Find and return each line containing "National".

##############################

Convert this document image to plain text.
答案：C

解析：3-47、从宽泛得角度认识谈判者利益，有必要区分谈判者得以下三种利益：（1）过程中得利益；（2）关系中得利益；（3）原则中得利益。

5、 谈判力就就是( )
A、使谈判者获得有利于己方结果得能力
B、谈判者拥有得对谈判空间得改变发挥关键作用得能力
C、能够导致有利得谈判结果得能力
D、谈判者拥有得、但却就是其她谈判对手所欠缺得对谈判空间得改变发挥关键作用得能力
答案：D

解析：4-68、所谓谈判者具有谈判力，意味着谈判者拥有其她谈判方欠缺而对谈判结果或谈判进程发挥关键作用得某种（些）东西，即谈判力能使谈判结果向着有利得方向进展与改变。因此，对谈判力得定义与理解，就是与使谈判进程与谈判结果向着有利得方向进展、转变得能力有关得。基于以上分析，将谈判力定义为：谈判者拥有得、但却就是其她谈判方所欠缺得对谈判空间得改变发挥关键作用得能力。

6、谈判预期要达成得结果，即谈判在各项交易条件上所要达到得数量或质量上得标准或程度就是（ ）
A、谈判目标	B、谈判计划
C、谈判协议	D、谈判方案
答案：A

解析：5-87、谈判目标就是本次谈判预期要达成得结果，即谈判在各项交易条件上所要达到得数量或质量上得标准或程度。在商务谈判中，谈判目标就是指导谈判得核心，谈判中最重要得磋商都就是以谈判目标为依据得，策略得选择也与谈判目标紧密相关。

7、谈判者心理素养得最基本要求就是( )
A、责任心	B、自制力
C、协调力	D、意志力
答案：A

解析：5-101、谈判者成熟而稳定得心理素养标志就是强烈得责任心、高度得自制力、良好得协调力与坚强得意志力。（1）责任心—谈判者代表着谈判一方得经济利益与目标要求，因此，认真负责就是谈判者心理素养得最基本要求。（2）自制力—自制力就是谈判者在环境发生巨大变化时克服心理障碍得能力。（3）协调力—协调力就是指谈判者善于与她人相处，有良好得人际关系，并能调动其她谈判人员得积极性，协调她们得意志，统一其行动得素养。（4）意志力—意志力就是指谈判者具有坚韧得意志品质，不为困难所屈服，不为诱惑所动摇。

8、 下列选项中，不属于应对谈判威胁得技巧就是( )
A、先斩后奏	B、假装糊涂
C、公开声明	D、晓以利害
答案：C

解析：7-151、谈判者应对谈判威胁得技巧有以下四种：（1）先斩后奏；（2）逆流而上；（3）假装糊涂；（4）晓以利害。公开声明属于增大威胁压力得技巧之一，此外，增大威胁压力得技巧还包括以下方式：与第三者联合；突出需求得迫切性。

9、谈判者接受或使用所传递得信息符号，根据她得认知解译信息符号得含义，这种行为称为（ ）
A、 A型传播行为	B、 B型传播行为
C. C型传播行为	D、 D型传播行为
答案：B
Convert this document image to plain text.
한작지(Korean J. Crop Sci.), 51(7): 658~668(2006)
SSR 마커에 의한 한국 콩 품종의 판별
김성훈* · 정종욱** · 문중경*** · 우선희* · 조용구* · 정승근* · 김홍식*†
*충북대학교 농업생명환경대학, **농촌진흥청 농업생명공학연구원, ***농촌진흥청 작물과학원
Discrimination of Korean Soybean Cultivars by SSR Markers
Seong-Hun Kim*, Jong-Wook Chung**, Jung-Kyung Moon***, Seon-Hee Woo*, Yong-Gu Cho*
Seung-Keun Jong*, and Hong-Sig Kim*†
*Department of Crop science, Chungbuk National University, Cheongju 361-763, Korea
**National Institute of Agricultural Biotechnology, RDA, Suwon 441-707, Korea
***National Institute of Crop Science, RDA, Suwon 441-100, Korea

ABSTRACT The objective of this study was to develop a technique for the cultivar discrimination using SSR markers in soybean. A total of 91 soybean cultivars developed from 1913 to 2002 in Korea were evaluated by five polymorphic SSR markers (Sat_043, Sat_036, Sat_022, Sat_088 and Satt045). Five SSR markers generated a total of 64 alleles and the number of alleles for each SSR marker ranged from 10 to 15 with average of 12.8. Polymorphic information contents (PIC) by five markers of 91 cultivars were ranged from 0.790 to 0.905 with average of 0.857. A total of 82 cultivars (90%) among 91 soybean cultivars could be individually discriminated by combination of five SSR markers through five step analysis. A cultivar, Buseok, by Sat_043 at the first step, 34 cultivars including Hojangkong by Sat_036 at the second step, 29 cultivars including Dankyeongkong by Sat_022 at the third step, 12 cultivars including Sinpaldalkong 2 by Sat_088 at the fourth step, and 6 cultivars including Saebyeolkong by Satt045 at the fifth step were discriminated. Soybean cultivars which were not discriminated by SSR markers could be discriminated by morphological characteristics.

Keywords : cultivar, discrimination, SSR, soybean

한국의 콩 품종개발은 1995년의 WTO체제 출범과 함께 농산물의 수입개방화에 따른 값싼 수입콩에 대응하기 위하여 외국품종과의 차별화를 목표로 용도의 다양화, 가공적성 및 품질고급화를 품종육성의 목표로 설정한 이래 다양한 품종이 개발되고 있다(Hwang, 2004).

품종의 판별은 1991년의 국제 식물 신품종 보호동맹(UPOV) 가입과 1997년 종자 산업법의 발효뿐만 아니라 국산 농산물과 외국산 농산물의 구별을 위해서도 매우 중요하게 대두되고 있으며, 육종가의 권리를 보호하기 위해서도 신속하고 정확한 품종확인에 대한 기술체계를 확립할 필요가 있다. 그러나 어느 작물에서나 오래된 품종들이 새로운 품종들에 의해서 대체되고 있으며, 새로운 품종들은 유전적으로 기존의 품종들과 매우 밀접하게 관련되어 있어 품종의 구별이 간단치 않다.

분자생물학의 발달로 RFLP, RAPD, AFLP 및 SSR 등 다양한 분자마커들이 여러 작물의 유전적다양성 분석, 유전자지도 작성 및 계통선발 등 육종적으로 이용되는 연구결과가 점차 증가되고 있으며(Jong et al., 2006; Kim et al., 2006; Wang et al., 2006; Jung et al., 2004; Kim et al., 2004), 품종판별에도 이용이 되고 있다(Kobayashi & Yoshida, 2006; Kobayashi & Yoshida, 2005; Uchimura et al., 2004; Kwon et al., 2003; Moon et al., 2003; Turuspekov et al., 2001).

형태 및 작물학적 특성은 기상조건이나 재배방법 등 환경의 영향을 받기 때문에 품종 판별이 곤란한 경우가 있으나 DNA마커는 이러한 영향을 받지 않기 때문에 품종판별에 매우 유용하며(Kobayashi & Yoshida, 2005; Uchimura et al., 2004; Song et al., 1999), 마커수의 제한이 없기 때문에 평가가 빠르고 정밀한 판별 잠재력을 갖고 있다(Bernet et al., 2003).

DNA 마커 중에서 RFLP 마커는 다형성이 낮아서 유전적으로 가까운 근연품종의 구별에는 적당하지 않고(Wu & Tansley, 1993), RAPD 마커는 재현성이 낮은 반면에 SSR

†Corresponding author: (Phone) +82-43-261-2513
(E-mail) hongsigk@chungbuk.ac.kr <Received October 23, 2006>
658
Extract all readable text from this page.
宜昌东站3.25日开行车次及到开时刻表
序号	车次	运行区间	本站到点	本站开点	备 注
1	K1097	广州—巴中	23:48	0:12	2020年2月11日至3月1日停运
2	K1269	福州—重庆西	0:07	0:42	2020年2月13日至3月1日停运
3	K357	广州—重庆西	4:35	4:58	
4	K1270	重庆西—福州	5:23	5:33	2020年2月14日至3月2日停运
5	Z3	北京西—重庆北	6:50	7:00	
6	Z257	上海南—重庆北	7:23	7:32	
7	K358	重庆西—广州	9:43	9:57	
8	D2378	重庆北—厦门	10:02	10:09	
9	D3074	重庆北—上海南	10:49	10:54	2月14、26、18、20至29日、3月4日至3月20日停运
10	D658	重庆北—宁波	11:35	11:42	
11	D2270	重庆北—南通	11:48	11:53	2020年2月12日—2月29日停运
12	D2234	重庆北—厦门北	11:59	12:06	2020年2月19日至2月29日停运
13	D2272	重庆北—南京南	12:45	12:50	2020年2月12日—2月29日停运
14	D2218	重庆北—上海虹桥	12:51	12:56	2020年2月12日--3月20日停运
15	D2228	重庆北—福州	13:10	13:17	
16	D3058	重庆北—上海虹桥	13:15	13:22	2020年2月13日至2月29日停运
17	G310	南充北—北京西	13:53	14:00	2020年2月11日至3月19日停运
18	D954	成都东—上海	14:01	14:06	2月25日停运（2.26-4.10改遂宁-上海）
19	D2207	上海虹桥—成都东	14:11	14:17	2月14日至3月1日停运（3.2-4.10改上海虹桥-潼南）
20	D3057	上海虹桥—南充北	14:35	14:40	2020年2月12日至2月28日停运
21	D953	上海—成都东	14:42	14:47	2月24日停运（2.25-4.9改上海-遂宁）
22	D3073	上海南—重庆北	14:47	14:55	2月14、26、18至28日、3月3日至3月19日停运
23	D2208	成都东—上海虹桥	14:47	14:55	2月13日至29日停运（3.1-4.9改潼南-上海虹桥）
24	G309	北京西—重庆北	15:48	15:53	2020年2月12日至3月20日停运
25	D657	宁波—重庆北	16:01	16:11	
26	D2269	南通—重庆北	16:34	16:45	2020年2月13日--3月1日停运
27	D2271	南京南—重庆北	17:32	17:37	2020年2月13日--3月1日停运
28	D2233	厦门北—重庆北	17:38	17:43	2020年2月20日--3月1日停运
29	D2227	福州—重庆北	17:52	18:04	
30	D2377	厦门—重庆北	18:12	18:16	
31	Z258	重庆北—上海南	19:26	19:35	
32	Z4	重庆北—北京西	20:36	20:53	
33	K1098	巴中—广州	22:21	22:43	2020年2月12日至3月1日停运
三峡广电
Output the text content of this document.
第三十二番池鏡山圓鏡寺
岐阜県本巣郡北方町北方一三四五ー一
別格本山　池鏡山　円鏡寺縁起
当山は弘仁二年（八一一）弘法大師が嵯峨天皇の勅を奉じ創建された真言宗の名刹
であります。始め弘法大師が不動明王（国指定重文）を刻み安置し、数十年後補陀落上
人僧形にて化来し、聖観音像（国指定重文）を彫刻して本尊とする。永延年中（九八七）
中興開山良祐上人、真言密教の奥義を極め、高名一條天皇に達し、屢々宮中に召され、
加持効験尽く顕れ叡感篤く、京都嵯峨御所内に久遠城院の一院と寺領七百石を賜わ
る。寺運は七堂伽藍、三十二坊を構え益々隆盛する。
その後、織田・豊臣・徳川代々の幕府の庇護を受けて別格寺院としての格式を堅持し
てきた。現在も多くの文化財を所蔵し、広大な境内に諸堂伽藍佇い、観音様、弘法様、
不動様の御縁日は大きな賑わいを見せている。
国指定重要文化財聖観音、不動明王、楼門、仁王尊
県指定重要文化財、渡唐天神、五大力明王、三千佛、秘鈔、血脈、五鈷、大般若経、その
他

##############################

WRITTEN REPLY
*Department of Crop science, Chungbuk National University, Cheongju 361-763, Korea
**National Institute of Agricultural Biotechnology, RDA, Suwon 441-707, Korea
***National Institute of Crop Science, RDA, Suwon 441-100, Korea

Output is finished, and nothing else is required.